DATA RECORDS:
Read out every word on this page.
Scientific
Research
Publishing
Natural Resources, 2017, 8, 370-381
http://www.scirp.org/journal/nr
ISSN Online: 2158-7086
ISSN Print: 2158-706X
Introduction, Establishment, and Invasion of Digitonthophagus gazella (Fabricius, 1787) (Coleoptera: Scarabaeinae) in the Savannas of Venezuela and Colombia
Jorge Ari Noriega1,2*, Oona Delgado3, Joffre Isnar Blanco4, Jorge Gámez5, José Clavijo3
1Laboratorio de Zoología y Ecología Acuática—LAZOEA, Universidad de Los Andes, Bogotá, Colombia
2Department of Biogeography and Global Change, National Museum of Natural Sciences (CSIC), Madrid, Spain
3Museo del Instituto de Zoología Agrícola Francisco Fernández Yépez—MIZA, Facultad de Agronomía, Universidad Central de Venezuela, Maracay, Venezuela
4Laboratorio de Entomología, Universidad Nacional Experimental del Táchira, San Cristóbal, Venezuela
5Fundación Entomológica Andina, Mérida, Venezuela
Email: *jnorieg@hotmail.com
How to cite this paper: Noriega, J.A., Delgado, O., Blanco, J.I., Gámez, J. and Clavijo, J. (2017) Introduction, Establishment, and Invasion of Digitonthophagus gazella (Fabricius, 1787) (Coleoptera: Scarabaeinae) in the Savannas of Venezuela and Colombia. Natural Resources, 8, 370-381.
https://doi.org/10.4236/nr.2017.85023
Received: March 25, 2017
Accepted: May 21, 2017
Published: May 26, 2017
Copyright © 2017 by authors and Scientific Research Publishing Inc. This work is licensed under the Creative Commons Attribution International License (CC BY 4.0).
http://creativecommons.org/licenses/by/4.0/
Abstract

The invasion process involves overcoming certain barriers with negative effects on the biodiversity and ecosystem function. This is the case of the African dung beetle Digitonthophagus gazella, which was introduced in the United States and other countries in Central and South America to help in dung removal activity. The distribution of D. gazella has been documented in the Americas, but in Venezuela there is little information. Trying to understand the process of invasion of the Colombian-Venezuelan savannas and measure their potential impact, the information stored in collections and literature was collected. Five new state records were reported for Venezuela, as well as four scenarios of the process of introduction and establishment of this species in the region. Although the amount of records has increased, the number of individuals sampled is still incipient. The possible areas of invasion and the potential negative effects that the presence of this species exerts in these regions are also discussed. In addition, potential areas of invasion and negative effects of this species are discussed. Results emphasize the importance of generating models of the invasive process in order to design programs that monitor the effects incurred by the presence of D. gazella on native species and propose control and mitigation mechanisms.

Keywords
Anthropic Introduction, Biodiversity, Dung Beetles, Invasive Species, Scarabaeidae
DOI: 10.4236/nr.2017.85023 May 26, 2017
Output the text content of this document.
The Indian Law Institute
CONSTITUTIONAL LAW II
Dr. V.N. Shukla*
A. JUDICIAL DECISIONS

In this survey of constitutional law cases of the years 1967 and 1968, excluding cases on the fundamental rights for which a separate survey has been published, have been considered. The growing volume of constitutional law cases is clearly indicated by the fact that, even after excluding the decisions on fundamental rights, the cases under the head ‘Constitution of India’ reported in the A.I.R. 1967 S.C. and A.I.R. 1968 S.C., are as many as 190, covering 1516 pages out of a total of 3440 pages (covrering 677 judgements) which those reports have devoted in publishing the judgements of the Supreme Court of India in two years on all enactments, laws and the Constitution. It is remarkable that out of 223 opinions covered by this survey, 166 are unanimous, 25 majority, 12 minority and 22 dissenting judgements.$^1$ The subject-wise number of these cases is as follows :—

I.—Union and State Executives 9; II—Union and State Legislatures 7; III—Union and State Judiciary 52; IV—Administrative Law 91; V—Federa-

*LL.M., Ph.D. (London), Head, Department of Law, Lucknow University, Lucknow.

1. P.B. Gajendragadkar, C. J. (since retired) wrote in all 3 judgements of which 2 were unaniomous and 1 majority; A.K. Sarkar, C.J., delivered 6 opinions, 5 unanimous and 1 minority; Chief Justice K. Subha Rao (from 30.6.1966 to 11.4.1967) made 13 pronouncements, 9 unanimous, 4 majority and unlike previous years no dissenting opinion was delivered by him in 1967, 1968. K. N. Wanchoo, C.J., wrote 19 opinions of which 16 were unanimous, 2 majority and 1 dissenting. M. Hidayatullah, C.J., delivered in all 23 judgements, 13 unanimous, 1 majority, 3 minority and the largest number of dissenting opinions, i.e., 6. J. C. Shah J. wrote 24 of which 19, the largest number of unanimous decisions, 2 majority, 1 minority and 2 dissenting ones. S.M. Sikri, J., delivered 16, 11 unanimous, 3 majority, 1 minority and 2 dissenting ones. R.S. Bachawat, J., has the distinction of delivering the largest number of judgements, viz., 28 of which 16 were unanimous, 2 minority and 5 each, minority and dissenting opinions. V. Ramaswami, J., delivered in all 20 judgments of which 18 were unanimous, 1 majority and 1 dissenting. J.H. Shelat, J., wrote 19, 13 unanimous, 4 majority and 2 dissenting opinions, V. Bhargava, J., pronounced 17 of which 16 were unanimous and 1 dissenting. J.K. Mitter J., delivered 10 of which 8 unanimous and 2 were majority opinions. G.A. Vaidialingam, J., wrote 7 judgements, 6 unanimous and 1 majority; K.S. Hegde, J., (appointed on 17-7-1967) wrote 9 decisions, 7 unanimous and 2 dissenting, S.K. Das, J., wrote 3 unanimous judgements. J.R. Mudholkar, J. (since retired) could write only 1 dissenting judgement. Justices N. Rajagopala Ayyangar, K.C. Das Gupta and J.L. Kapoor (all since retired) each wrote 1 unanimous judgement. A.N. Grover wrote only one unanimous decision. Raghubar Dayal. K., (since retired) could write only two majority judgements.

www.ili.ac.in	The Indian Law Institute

--

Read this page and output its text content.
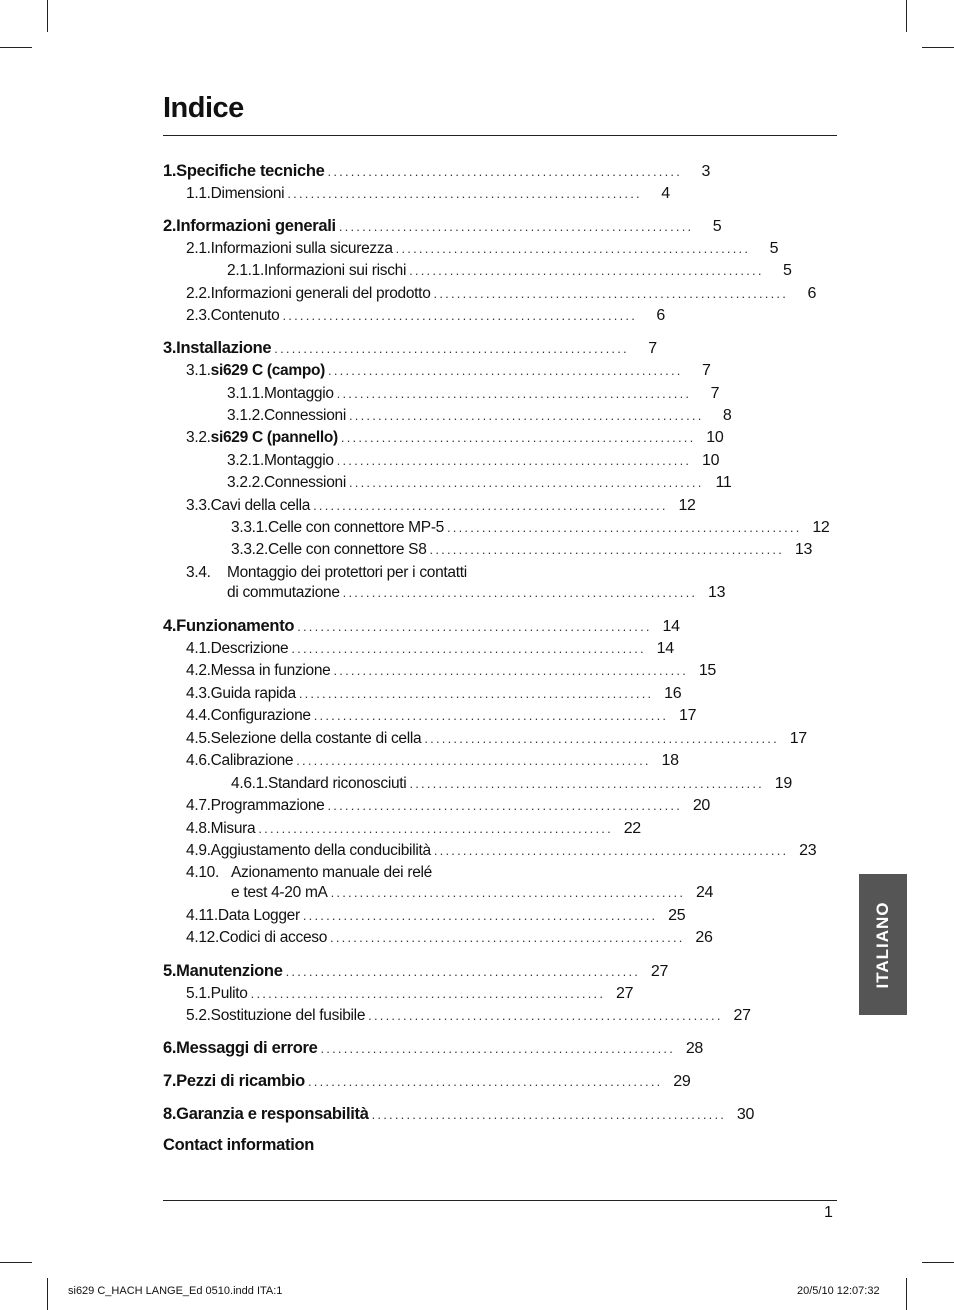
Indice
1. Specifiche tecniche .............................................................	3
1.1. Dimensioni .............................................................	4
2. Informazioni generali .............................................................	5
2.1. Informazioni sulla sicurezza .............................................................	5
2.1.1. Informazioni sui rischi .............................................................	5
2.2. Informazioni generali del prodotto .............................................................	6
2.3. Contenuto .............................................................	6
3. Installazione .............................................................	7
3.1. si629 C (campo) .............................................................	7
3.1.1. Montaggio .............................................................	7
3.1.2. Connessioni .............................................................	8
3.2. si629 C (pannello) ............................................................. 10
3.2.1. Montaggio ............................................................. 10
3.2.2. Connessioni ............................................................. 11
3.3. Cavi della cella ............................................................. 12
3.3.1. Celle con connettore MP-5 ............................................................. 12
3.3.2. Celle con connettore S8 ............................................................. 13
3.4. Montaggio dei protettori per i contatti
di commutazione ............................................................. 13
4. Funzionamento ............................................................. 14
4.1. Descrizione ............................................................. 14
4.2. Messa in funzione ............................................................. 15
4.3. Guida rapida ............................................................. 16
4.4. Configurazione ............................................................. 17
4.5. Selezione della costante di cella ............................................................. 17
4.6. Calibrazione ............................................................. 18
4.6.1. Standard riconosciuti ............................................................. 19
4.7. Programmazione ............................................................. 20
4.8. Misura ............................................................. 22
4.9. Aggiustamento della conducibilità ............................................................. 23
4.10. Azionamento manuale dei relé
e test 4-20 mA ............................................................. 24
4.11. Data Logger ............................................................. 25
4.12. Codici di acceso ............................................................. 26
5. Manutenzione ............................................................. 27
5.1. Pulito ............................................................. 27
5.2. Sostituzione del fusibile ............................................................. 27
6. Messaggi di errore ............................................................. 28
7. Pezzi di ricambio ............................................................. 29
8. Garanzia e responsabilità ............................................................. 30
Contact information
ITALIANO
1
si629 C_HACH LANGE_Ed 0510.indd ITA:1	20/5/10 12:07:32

TO BE DONE:
Show each line in the entries that holds the string "Connessioni".

EXERCISE OUTPUT:
3.1.2. Connessioni .............................................................	8
3.2.2. Connessioni ............................................................. 11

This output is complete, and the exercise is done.